- **What is being asked**
Copy the items between the line holding "x-tick-label: 30 bbox=[426, 674, 438, 686]" and the line holding "risk-count: 0 bbox=[358, 340, 364, 352]", inclusive, keeping every line unchanged.

- **Raw data**
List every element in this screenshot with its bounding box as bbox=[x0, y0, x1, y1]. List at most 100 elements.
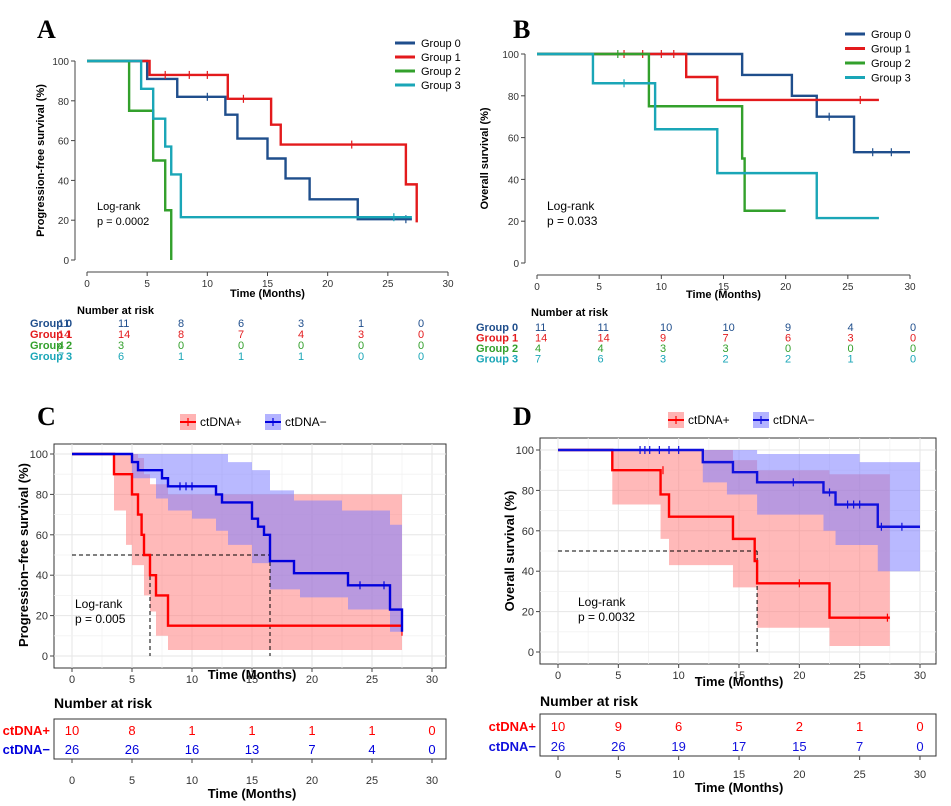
x-tick-label: 30 bbox=[426, 674, 438, 686]
risk-count: 1 bbox=[298, 351, 304, 363]
risk-count: 0 bbox=[428, 723, 435, 738]
x-axis-title: Time (Months) bbox=[695, 674, 784, 689]
x-tick-label: 30 bbox=[442, 279, 454, 290]
logrank-annotation: Log-rank bbox=[578, 595, 626, 609]
risk-count: 4 bbox=[848, 322, 854, 334]
survival-curve-0 bbox=[558, 448, 890, 619]
x-tick-label: 20 bbox=[306, 674, 318, 686]
x-tick-label: 15 bbox=[733, 670, 745, 682]
risk-count: 3 bbox=[848, 333, 854, 345]
survival-curve-3 bbox=[537, 52, 879, 220]
x-tick-label: 25 bbox=[366, 674, 378, 686]
risk-count: 7 bbox=[535, 354, 541, 366]
risk-count: 0 bbox=[358, 340, 364, 352]
logrank-annotation: p = 0.0032 bbox=[578, 610, 635, 624]
risk-count: 1 bbox=[308, 723, 315, 738]
risk-count: 0 bbox=[418, 340, 424, 352]
risk-count: 0 bbox=[428, 742, 435, 757]
risk-count: 8 bbox=[178, 318, 184, 330]
risk-x-tick-label: 10 bbox=[673, 769, 685, 781]
y-tick-label: 60 bbox=[522, 526, 534, 538]
risk-count: 5 bbox=[735, 719, 742, 734]
risk-count: 7 bbox=[238, 329, 244, 341]
risk-count: 3 bbox=[358, 329, 364, 341]
risk-count: 6 bbox=[598, 354, 604, 366]
risk-count: 3 bbox=[660, 354, 666, 366]
survival-curve-1 bbox=[558, 448, 920, 528]
y-tick-label: 80 bbox=[58, 97, 70, 108]
x-tick-label: 5 bbox=[596, 282, 602, 293]
risk-count: 4 bbox=[58, 340, 64, 352]
risk-count: 1 bbox=[188, 723, 195, 738]
risk-x-tick-label: 0 bbox=[69, 775, 75, 787]
survival-curve-2 bbox=[87, 59, 173, 260]
y-axis-title: Progression-free survival (%) bbox=[35, 84, 47, 237]
risk-count: 7 bbox=[308, 742, 315, 757]
risk-count: 26 bbox=[65, 742, 79, 757]
survival-curve-0 bbox=[537, 52, 910, 154]
risk-x-tick-label: 25 bbox=[854, 769, 866, 781]
risk-count: 0 bbox=[910, 354, 916, 366]
risk-count: 7 bbox=[723, 333, 729, 345]
risk-count: 10 bbox=[65, 723, 79, 738]
risk-count: 26 bbox=[551, 739, 565, 754]
y-tick-label: 0 bbox=[42, 651, 48, 663]
risk-count: 0 bbox=[916, 739, 923, 754]
risk-x-tick-label: 20 bbox=[793, 769, 805, 781]
risk-count: 6 bbox=[785, 333, 791, 345]
x-tick-label: 5 bbox=[129, 674, 135, 686]
x-axis-title: Time (Months) bbox=[208, 667, 297, 682]
risk-count: 0 bbox=[910, 333, 916, 345]
y-tick-label: 0 bbox=[528, 647, 534, 659]
x-tick-label: 5 bbox=[615, 670, 621, 682]
risk-count: 0 bbox=[418, 318, 424, 330]
y-tick-label: 80 bbox=[36, 489, 48, 501]
risk-x-tick-label: 5 bbox=[129, 775, 135, 787]
risk-row-name: Group 1 bbox=[30, 329, 72, 341]
risk-count: 14 bbox=[598, 333, 610, 345]
risk-count: 9 bbox=[785, 322, 791, 334]
risk-count: 2 bbox=[723, 354, 729, 366]
x-tick-label: 20 bbox=[793, 670, 805, 682]
risk-count: 1 bbox=[368, 723, 375, 738]
risk-x-tick-label: 25 bbox=[366, 775, 378, 787]
risk-count: 0 bbox=[910, 343, 916, 355]
risk-x-tick-label: 0 bbox=[555, 769, 561, 781]
risk-count: 1 bbox=[178, 351, 184, 363]
survival-curve-2 bbox=[537, 52, 786, 212]
logrank-annotation: Log-rank bbox=[547, 199, 595, 213]
x-tick-label: 30 bbox=[904, 282, 916, 293]
x-tick-label: 10 bbox=[186, 674, 198, 686]
x-tick-label: 25 bbox=[382, 279, 394, 290]
risk-count: 26 bbox=[125, 742, 139, 757]
risk-x-axis-title: Time (Months) bbox=[208, 786, 297, 801]
risk-count: 15 bbox=[792, 739, 806, 754]
risk-count: 14 bbox=[58, 329, 70, 341]
y-tick-label: 60 bbox=[58, 137, 70, 148]
survival-curve-1 bbox=[72, 452, 404, 632]
risk-x-tick-label: 5 bbox=[615, 769, 621, 781]
risk-count: 1 bbox=[848, 354, 854, 366]
risk-count: 1 bbox=[238, 351, 244, 363]
risk-count: 16 bbox=[185, 742, 199, 757]
risk-count: 2 bbox=[796, 719, 803, 734]
x-tick-label: 0 bbox=[69, 674, 75, 686]
risk-count: 0 bbox=[178, 340, 184, 352]
y-tick-label: 20 bbox=[522, 607, 534, 619]
risk-row-name: Group 0 bbox=[30, 318, 72, 330]
x-tick-label: 5 bbox=[144, 279, 150, 290]
risk-x-tick-label: 20 bbox=[306, 775, 318, 787]
legend-label: Group 2 bbox=[871, 58, 911, 70]
y-axis-title: Overall survival (%) bbox=[479, 107, 491, 209]
y-tick-label: 100 bbox=[502, 50, 519, 61]
panel-label-d: D bbox=[513, 402, 532, 431]
y-tick-label: 40 bbox=[522, 566, 534, 578]
y-tick-label: 60 bbox=[508, 134, 520, 145]
risk-table-title: Number at risk bbox=[54, 695, 152, 711]
ci-band-1 bbox=[558, 450, 920, 572]
legend-label: Group 3 bbox=[871, 73, 911, 85]
risk-row-name: ctDNA− bbox=[3, 742, 51, 757]
risk-x-tick-label: 10 bbox=[186, 775, 198, 787]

- **Response to this exercise**
x-tick-label: 30 bbox=[426, 674, 438, 686]
risk-count: 1 bbox=[298, 351, 304, 363]
risk-count: 0 bbox=[428, 723, 435, 738]
x-axis-title: Time (Months) bbox=[695, 674, 784, 689]
x-tick-label: 30 bbox=[442, 279, 454, 290]
logrank-annotation: Log-rank bbox=[578, 595, 626, 609]
risk-count: 4 bbox=[848, 322, 854, 334]
survival-curve-0 bbox=[558, 448, 890, 619]
x-tick-label: 20 bbox=[306, 674, 318, 686]
x-tick-label: 15 bbox=[733, 670, 745, 682]
risk-count: 3 bbox=[848, 333, 854, 345]
survival-curve-3 bbox=[537, 52, 879, 220]
x-tick-label: 25 bbox=[366, 674, 378, 686]
risk-count: 7 bbox=[535, 354, 541, 366]
risk-count: 0 bbox=[358, 340, 364, 352]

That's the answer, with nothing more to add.